--- Start Stored records ---

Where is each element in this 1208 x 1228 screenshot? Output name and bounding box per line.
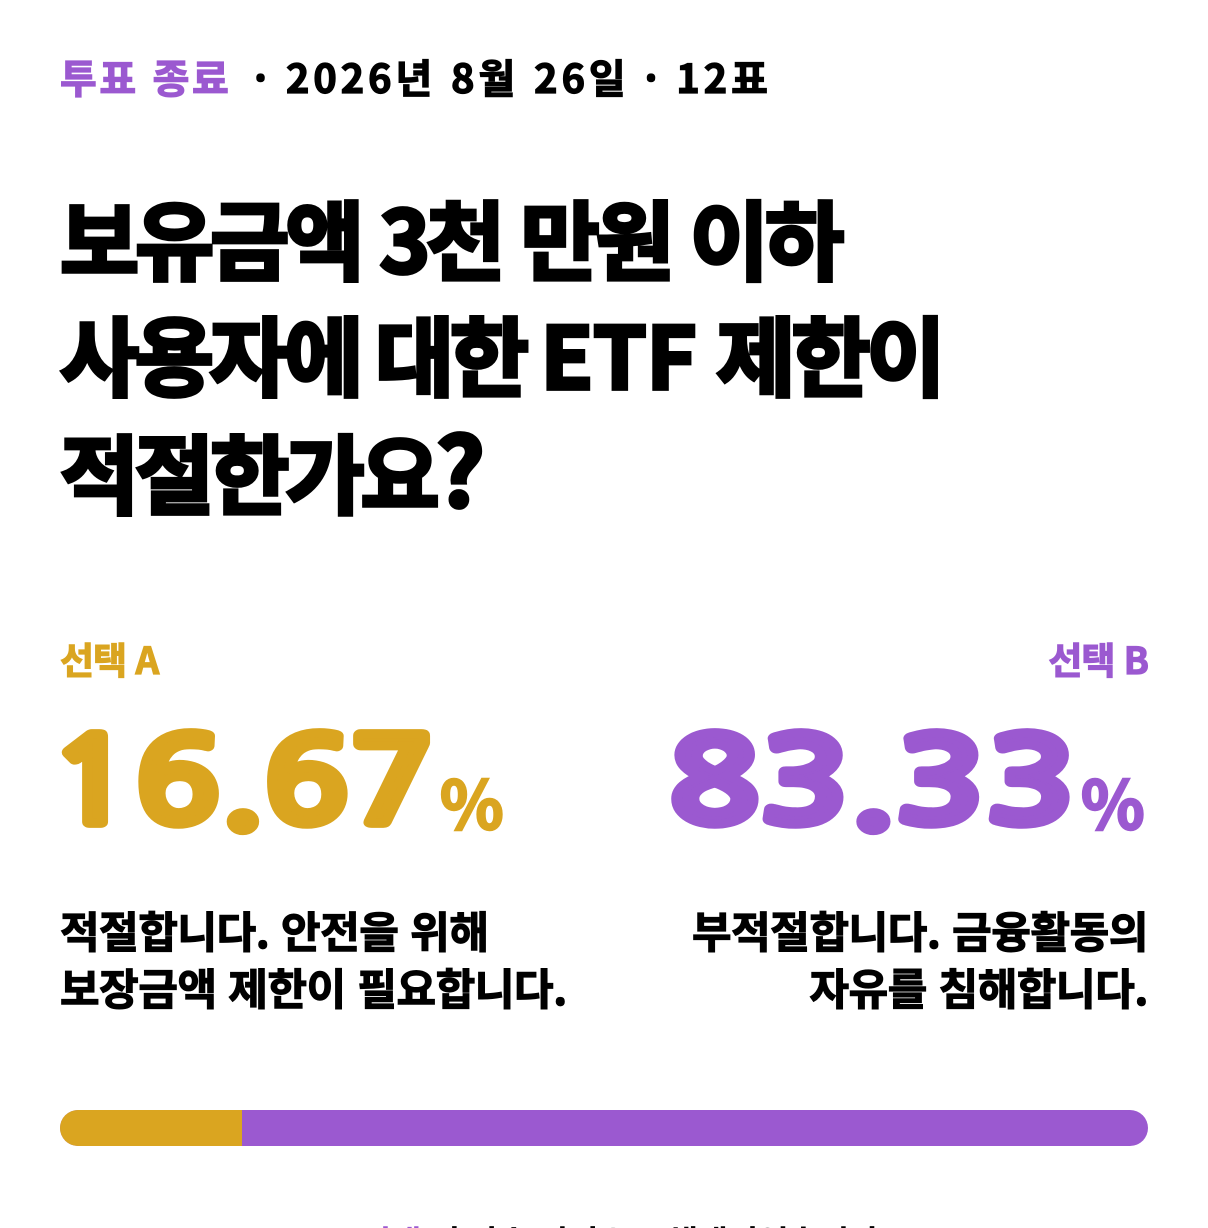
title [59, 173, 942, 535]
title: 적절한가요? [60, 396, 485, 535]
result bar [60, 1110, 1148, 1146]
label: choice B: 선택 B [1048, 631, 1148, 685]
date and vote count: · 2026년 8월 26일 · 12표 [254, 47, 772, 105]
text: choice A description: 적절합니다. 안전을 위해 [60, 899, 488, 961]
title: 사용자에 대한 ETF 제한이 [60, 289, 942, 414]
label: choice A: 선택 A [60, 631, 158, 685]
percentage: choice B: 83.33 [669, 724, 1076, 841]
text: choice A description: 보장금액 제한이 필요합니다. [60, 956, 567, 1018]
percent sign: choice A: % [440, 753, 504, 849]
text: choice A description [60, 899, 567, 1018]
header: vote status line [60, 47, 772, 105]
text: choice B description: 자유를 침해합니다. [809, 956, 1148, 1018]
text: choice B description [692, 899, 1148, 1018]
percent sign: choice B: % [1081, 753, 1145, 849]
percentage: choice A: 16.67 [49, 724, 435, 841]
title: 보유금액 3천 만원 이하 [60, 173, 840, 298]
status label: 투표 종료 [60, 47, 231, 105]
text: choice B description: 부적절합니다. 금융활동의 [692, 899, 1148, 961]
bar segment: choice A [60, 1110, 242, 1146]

--- End Stored records ---
--- Start Stored records ---

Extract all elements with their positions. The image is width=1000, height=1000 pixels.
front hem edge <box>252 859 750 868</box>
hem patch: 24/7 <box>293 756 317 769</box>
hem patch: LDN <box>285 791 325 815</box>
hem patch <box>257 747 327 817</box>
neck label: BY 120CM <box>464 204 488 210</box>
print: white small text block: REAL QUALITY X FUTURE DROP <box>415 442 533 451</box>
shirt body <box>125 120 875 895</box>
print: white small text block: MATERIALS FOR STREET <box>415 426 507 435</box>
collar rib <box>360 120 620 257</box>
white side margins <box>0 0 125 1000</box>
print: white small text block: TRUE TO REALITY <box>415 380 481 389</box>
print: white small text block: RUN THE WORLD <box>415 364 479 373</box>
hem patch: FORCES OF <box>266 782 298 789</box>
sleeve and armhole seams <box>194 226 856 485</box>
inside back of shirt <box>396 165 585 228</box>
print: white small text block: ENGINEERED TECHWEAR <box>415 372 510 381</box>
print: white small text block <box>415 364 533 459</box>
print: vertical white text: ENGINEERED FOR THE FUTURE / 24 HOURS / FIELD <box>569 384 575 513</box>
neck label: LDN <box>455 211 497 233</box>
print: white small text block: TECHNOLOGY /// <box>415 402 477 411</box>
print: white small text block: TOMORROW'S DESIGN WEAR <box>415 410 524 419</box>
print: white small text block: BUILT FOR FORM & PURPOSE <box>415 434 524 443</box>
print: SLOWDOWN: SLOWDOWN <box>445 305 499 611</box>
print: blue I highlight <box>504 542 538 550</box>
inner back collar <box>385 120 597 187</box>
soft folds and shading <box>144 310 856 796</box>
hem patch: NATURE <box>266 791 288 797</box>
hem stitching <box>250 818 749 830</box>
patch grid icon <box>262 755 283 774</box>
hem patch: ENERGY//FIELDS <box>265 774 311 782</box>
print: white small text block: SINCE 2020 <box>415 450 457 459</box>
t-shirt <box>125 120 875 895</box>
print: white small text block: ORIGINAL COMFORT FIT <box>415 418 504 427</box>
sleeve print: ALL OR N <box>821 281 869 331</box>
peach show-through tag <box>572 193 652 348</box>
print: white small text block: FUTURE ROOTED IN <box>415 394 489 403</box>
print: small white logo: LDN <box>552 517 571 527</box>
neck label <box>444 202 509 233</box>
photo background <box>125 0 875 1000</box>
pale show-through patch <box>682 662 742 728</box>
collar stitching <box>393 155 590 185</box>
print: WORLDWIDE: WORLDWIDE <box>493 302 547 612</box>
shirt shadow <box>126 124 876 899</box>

--- End Stored records ---
--- Start Stored records ---

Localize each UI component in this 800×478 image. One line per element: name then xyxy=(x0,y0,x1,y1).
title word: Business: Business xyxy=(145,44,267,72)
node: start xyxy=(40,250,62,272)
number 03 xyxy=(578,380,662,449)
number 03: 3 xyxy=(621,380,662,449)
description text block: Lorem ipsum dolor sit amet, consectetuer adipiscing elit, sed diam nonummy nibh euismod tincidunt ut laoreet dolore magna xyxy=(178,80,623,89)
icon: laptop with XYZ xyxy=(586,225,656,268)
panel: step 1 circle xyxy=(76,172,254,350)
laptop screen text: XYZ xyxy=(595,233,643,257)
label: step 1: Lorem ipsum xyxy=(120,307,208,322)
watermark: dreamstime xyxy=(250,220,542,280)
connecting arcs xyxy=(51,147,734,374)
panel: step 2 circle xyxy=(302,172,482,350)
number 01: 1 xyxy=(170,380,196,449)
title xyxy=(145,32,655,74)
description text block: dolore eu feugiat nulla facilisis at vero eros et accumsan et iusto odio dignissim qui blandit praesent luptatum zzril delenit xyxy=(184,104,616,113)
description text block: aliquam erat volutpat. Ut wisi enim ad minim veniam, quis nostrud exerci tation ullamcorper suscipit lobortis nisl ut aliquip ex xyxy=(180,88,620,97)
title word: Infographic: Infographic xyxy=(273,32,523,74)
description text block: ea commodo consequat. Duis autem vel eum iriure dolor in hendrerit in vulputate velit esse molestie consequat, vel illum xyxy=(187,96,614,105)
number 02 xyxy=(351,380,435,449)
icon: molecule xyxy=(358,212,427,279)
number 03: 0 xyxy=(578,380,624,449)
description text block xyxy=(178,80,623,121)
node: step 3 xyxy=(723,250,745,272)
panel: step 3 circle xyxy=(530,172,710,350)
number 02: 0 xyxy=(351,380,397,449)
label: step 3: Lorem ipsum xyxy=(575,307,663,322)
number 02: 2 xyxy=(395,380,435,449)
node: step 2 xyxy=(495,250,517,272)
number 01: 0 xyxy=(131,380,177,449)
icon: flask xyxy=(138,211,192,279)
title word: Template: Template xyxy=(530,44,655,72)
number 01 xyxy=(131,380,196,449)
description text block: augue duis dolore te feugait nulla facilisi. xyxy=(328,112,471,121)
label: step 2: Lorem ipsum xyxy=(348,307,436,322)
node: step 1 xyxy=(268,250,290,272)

--- End Stored records ---

Repeat the stretch of material above from the line containing "Localize each UI" through the line containing "title xyxy=(145,32,655,74)", reproducing each line word for word.

Localize each UI component in this 800×478 image. One line per element: name then xyxy=(x0,y0,x1,y1).
title word: Business: Business xyxy=(145,44,267,72)
node: start xyxy=(40,250,62,272)
number 03 xyxy=(578,380,662,449)
number 03: 3 xyxy=(621,380,662,449)
description text block: Lorem ipsum dolor sit amet, consectetuer adipiscing elit, sed diam nonummy nibh euismod tincidunt ut laoreet dolore magna xyxy=(178,80,623,89)
icon: laptop with XYZ xyxy=(586,225,656,268)
panel: step 1 circle xyxy=(76,172,254,350)
laptop screen text: XYZ xyxy=(595,233,643,257)
label: step 1: Lorem ipsum xyxy=(120,307,208,322)
watermark: dreamstime xyxy=(250,220,542,280)
connecting arcs xyxy=(51,147,734,374)
panel: step 2 circle xyxy=(302,172,482,350)
number 01: 1 xyxy=(170,380,196,449)
title xyxy=(145,32,655,74)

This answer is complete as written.